The problem: Quote the records beneath, complete and exact. Leave out images.

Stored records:
*-*-*

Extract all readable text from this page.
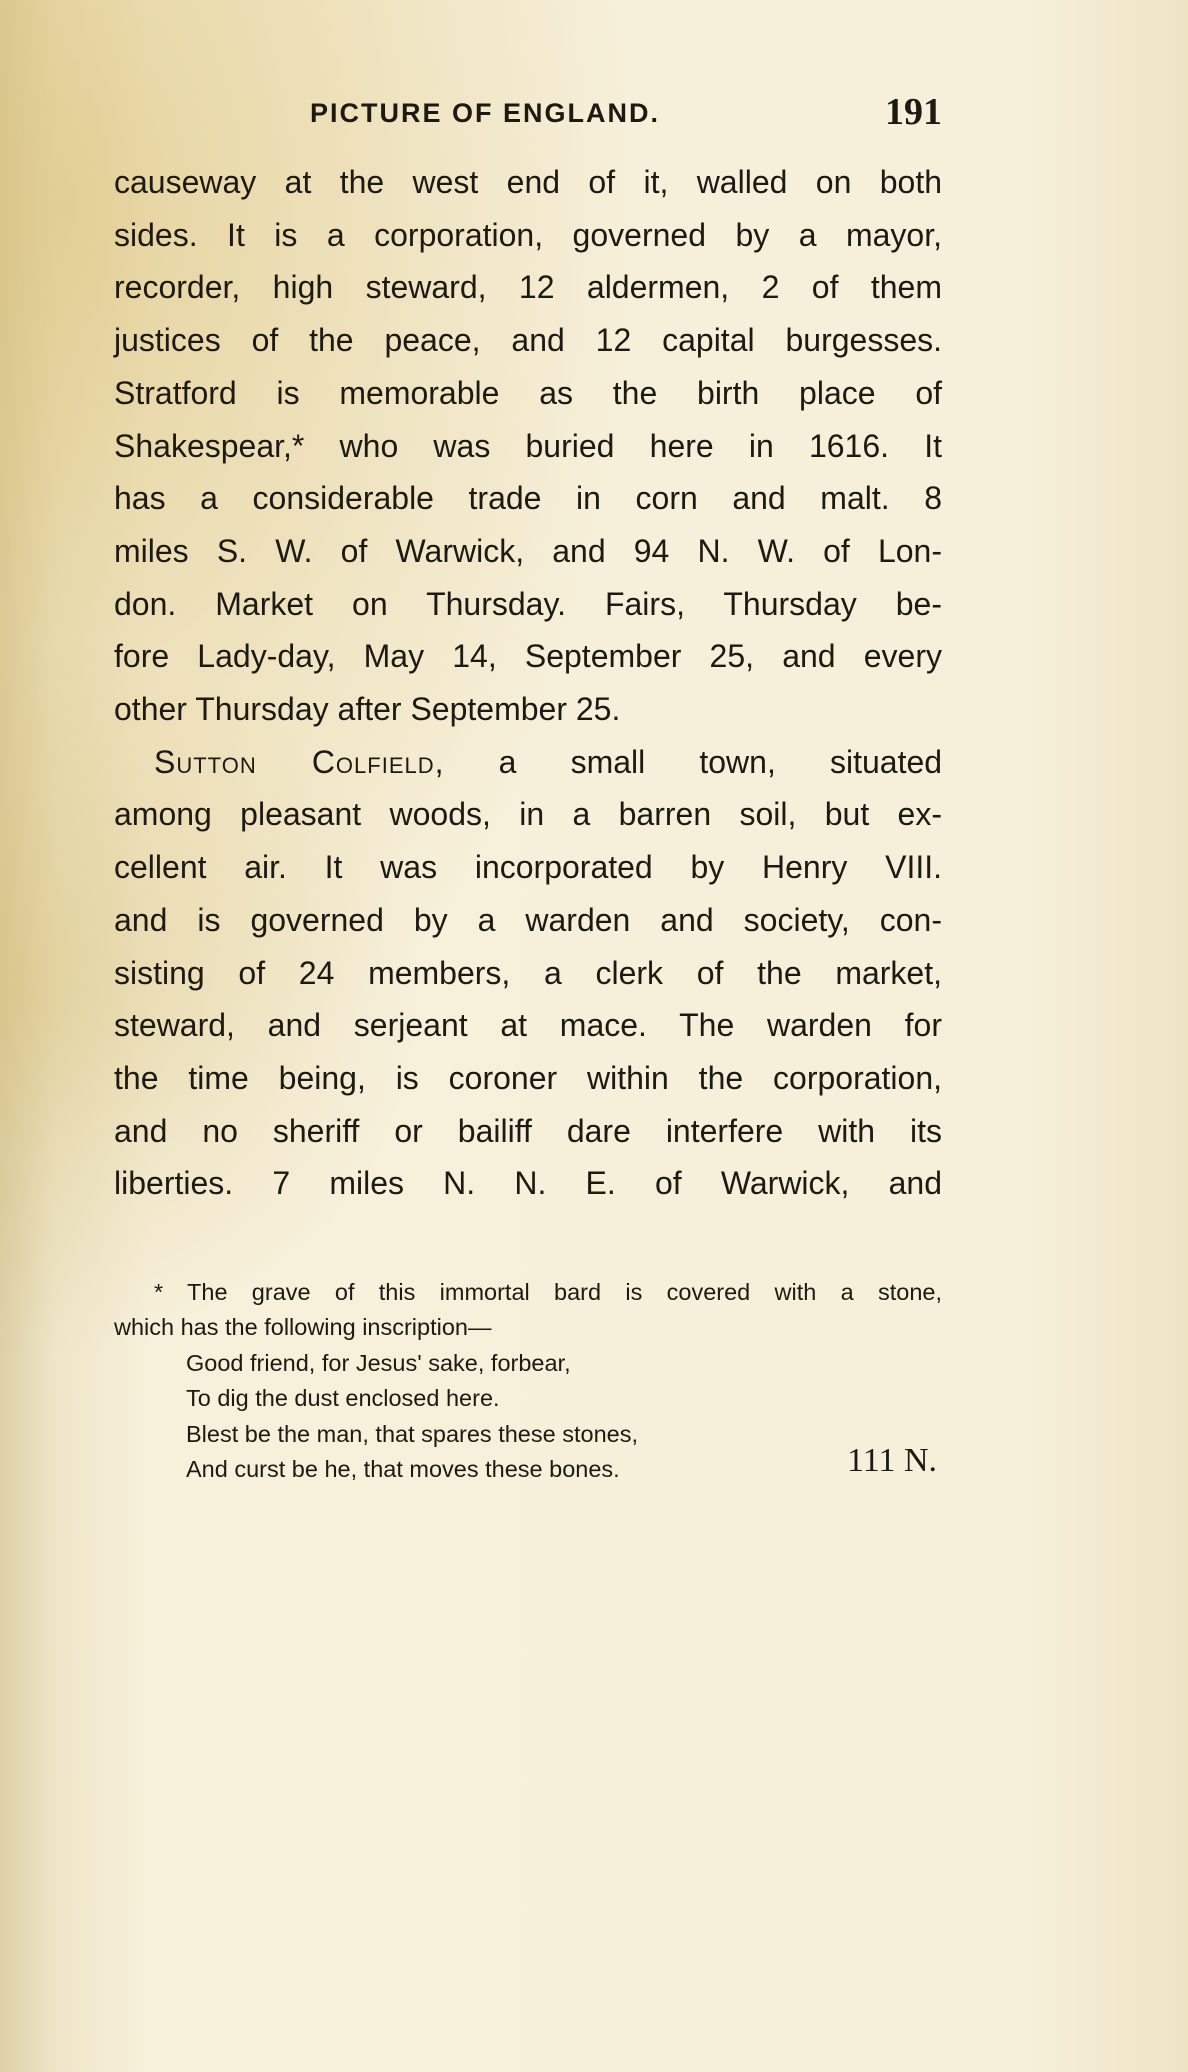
PICTURE OF ENGLAND.	191
causeway at the west end of it, walled on both
sides. It is a corporation, governed by a mayor,
recorder, high steward, 12 aldermen, 2 of them
justices of the peace, and 12 capital burgesses.
Stratford is memorable as the birth place of
Shakespear,* who was buried here in 1616. It
has a considerable trade in corn and malt. 8
miles S. W. of Warwick, and 94 N. W. of Lon-
don. Market on Thursday. Fairs, Thursday be-
fore Lady-day, May 14, September 25, and every
other Thursday after September 25.
Sutton Colfield, a small town, situated
among pleasant woods, in a barren soil, but ex-
cellent air. It was incorporated by Henry VIII.
and is governed by a warden and society, con-
sisting of 24 members, a clerk of the market,
steward, and serjeant at mace. The warden for
the time being, is coroner within the corporation,
and no sheriff or bailiff dare interfere with its
liberties. 7 miles N. N. E. of Warwick, and
* The grave of this immortal bard is covered with a stone,
which has the following inscription—
Good friend, for Jesus' sake, forbear,
To dig the dust enclosed here.
Blest be the man, that spares these stones,
And curst be he, that moves these bones.	111 N.
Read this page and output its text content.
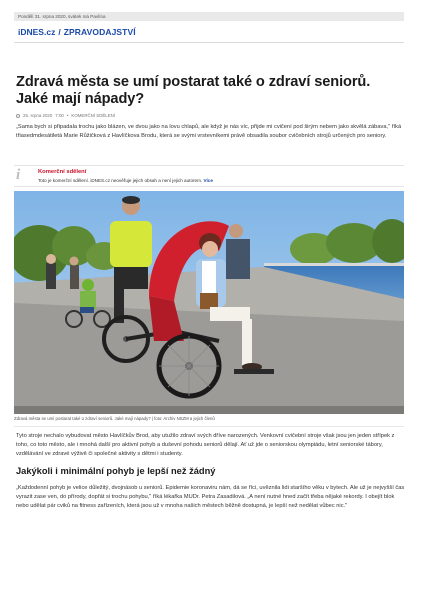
Pondělí 31. srpna 2020, svátek má Pavlína
iDNES.cz / ZPRAVODAJSTVÍ
Zdravá města se umí postarat také o zdraví seniorů. Jaké mají nápady?
25. srpna 2020 7:00 • KOMERČNÍ SDĚLENÍ

„Sama bych si připadala trochu jako blázen, ve dvou jako na lovu chlapů, ale když je nás víc, přijde mi cvičení pod širým nebem jako skvělá zábava," říká třiasedmdesátiletá Marie Růžičková z Havlíčkova Brodu, která se svými vrstevníkemi právě obsadila soubor cvičebních strojů určených pro seniory.

i	Komerční sdělení
Toto je komerční sdělení. iDNES.cz neověřuje jejich obsah a není jejich autorem. Více
Zdravá města se umí postarat také o zdraví seniorů. Jaké mají nápady? | foto: Archiv NSZM a jejich členů

Tyto stroje nechalo vybudovat město Havlíčkův Brod, aby utužilo zdraví svých dříve narozených. Venkovní cvičební stroje však jsou jen jeden střípek z toho, co toto město, ale i mnohá další pro aktivní pohyb a duševní pohodu seniorů dělají. Ať už jde o seniorskou olympiádu, letní seniorské tábory, vzdělávání ve zdravé výživě či společné aktivity s dětmi i studenty.

Jakýkoli i minimální pohyb je lepší než žádný

„Každodenní pohyb je velice důležitý, dvojnásob u seniorů. Epidemie koronaviru nám, dá se říci, uvěznila lidi staršího věku v bytech. Ale už je nejvyšší čas vyrazit zase ven, do přírody, dopřát si trochu pohybu," říká lékařka MUDr. Petra Zasadilová. „A není nutné hned začít třeba nějaké rekordy. I obejít blok nebo udělat pár cviků na fitness zařízeních, která jsou už v mnoha našich městech běžně dostupná, je lepší než nedělat vůbec nic."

*-*-*

Exercise solution:
Extract all readable text from this page.
PICTURE OF ENGLAND.	191
causeway at the west end of it, walled on both
sides. It is a corporation, governed by a mayor,
recorder, high steward, 12 aldermen, 2 of them
justices of the peace, and 12 capital burgesses.
Stratford is memorable as the birth place of
Shakespear,* who was buried here in 1616. It
has a considerable trade in corn and malt. 8
miles S. W. of Warwick, and 94 N. W. of Lon-
don. Market on Thursday. Fairs, Thursday be-
fore Lady-day, May 14, September 25, and every
other Thursday after September 25.
Sutton Colfield, a small town, situated
among pleasant woods, in a barren soil, but ex-
cellent air. It was incorporated by Henry VIII.
and is governed by a warden and society, con-
sisting of 24 members, a clerk of the market,
steward, and serjeant at mace. The warden for
the time being, is coroner within the corporation,
and no sheriff or bailiff dare interfere with its
liberties. 7 miles N. N. E. of Warwick, and
* The grave of this immortal bard is covered with a stone,
which has the following inscription—
Good friend, for Jesus' sake, forbear,
To dig the dust enclosed here.
Blest be the man, that spares these stones,
And curst be he, that moves these bones.	111 N.
Read this page and output its text content.
Pondělí 31. srpna 2020, svátek má Pavlína
iDNES.cz / ZPRAVODAJSTVÍ
Zdravá města se umí postarat také o zdraví seniorů. Jaké mají nápady?
25. srpna 2020 7:00 • KOMERČNÍ SDĚLENÍ

„Sama bych si připadala trochu jako blázen, ve dvou jako na lovu chlapů, ale když je nás víc, přijde mi cvičení pod širým nebem jako skvělá zábava," říká třiasedmdesátiletá Marie Růžičková z Havlíčkova Brodu, která se svými vrstevníkemi právě obsadila soubor cvičebních strojů určených pro seniory.

i	Komerční sdělení
Toto je komerční sdělení. iDNES.cz neověřuje jejich obsah a není jejich autorem. Více
Zdravá města se umí postarat také o zdraví seniorů. Jaké mají nápady? | foto: Archiv NSZM a jejich členů

Tyto stroje nechalo vybudovat město Havlíčkův Brod, aby utužilo zdraví svých dříve narozených. Venkovní cvičební stroje však jsou jen jeden střípek z toho, co toto město, ale i mnohá další pro aktivní pohyb a duševní pohodu seniorů dělají. Ať už jde o seniorskou olympiádu, letní seniorské tábory, vzdělávání ve zdravé výživě či společné aktivity s dětmi i studenty.

Jakýkoli i minimální pohyb je lepší než žádný

„Každodenní pohyb je velice důležitý, dvojnásob u seniorů. Epidemie koronaviru nám, dá se říci, uvěznila lidi staršího věku v bytech. Ale už je nejvyšší čas vyrazit zase ven, do přírody, dopřát si trochu pohybu," říká lékařka MUDr. Petra Zasadilová. „A není nutné hned začít třeba nějaké rekordy. I obejít blok nebo udělat pár cviků na fitness zařízeních, která jsou už v mnoha našich městech běžně dostupná, je lepší než nedělat vůbec nic."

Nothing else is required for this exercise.